◆ **What to do**:
(a) Decide whether each statement below agrees with the bird-guessing thread, answering yes or no and quoting the deciding words of the thread: (i) the nest had been built in a stove pipe; (ii) the small bird in front is of the same kind as the others; (iii) one participant guessed peregrine falcons.
(b) Carry on the bird-guessing thread from its last post.

◆ **Selected passage**:
....

# Anybody up for a little game of "What are we"?



## nabisho (Nov 18, 2004)

Make your best guess - our nest got built in somebody's stove pipe and we had to get kicked out of there. But we are all together and all going to be just fine with a couple months of good food and care. That little fellow in front isn't exactly one of us he's our new pigeon friend just hamming it up for the camera with us.

NAB


----------



## mr squeaks (Apr 14, 2005)

Looks like some type of Owl, Nab... Falcon? Hawks?

Definitely a predator of some kind...

They are sure cute! What is their story?

Hugs and Scritches

Shi


----------



## TheSnipes (Apr 9, 2007)

Baby birds?


----------



## mr squeaks (Apr 14, 2005)

TheSnipes said:


> Baby birds?


Now THAT'S really GOOD, Snipes! I bet that's JUST what they are! 

Fuuuuunnnyy!

Shi

P.S. You WIN! ROFL


----------



## mr squeaks (Apr 14, 2005)

Thanks to "a certain member," I think I will choose FALCONS...



Shi


----------



## Charis (Feb 11, 2007)

I'm going to vote, baby birds of prey.


----------



## Maggie-NC (Jun 22, 2005)

Owls? Whatever, they are so cute. Probably the only time in that lil pigeons life he is safe sitting beside a raptor.


----------



## kittypaws (Sep 18, 2005)

Eagles??


----------



## pigeon kid (May 19, 2007)

i think they are peregrine falcons


----------



## Skyeking (Jan 17, 2003)

Definitely looks like a bird of prey.

How about a clue,.....like.... what do they eat?

....

◆ **Given information**:
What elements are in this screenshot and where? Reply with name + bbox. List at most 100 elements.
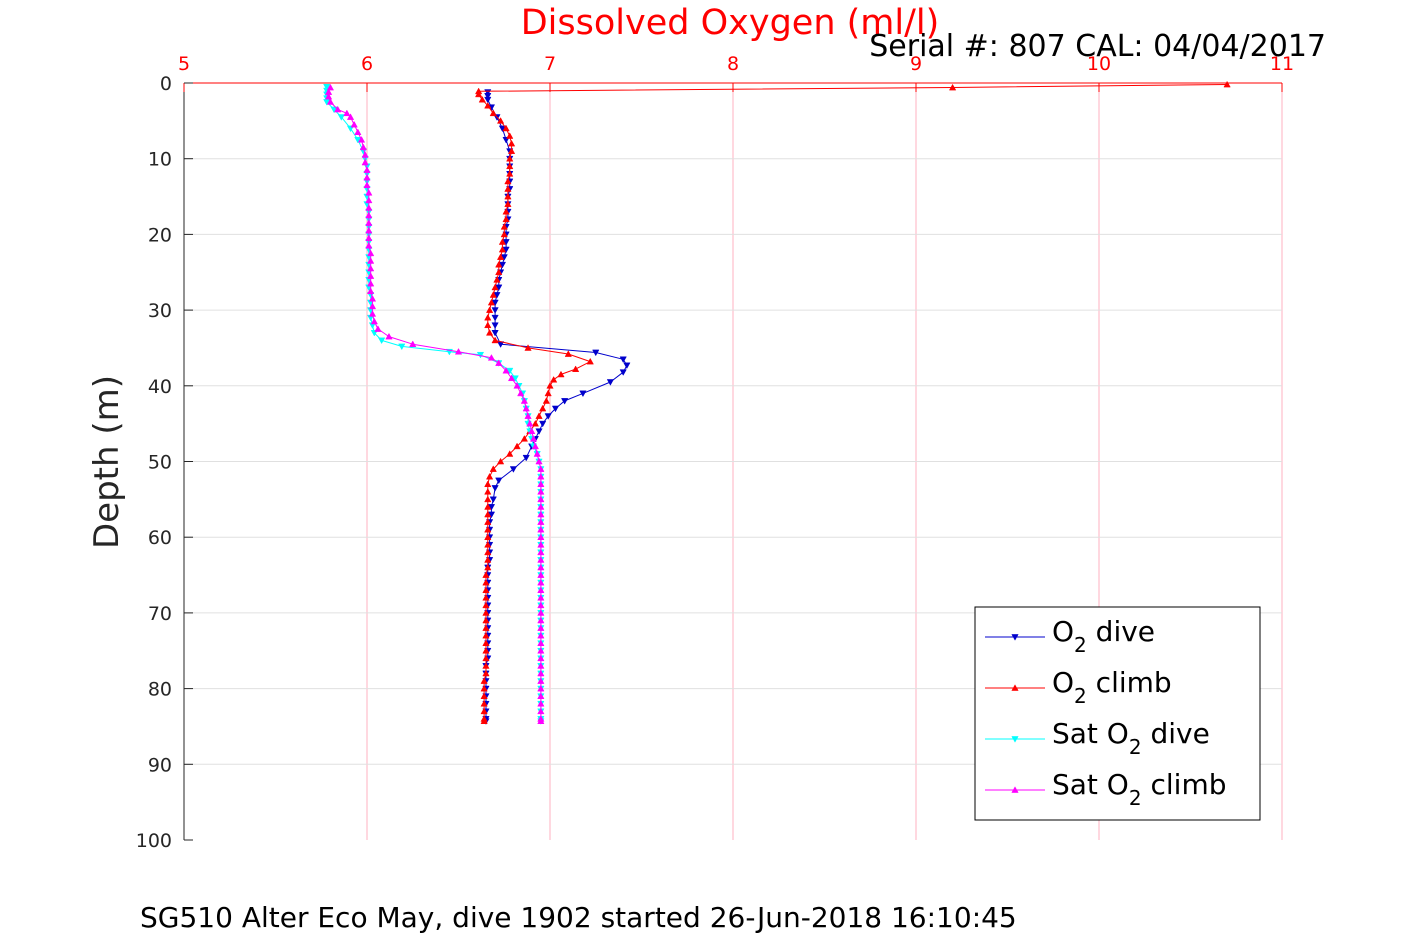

....

◆ **Responses to the exercise**:
(a)
(i) Yes: "our nest got built in somebody's stove pipe"
(ii) No: "That little fellow in front isn't exactly one of us he's our new pigeon friend"
(iii) Yes: "i think they are peregrine falcons"

(b)
----------



## pigeonmama (Jan 9, 2005)

Are they baby Kestrels (sparrow hawks)?
Daryl


----------



## nabisho (Nov 18, 2004)

*Clue*

Right now they are eating a fine sliced liver and supplement diet, but they will grow up and like small rodents and big bugs best.

NAB


----------



## nabisho (Nov 18, 2004)

*You got it*



pigeonmama said:


> Are they baby Kestrels (sparrow hawks)?
> Daryl


That's them all right - there's 5 of them in that basket one is a little shy and tries to hide under everybody.

NAB


----------



## pigeonmama (Jan 9, 2005)

I'm sticking with my answer.
Daryl


----------



## Charis (Feb 11, 2007)

What's her prize?


----------



## nabisho (Nov 18, 2004)

*How about a nice picture of what they will look like when we release them*

They will grow up to look just like this little fellow that we released back in 2006.

NAB


----------



## Skyeking (Jan 17, 2003)

Thanks NAB, he is so good looking!


----------



## Maggie-NC (Jun 22, 2005)

What a handsome bird. They really are small.

The 5th one is doing an excellent job of hiding, I can't see him in any of the pictures. They are cute as buttons. Thanks, Nab.


----------



## george simon (Feb 28, 2006)

pigeonmama said:


> Are they baby Kestrels (sparrow hawks)?
> Daryl


 HI DARYL, I agree They are AMERICAN KESTREL the smallest of the FALCON family. They eat bugs and mice they are a very beautiful bird . .GEORGE


----------



## spirit wings (Mar 29, 2008)

I would of said osprey..... I guess i don't win a prize...poo


----------



## mr squeaks (Apr 14, 2005)

Well done, Daryl!!

I guessed Falcon and thought...oh well...only Falcon name I remember is Peregrine...didn't know that Kestrels were in the same family...

WELL DONE, NAB!!

You always have such interesting birds for us!!

WISHING THE LITTLE ONES ALL THE BEST!!

Hugs and Scritches

Shi


----------



## Dezirrae (Oct 6, 2007)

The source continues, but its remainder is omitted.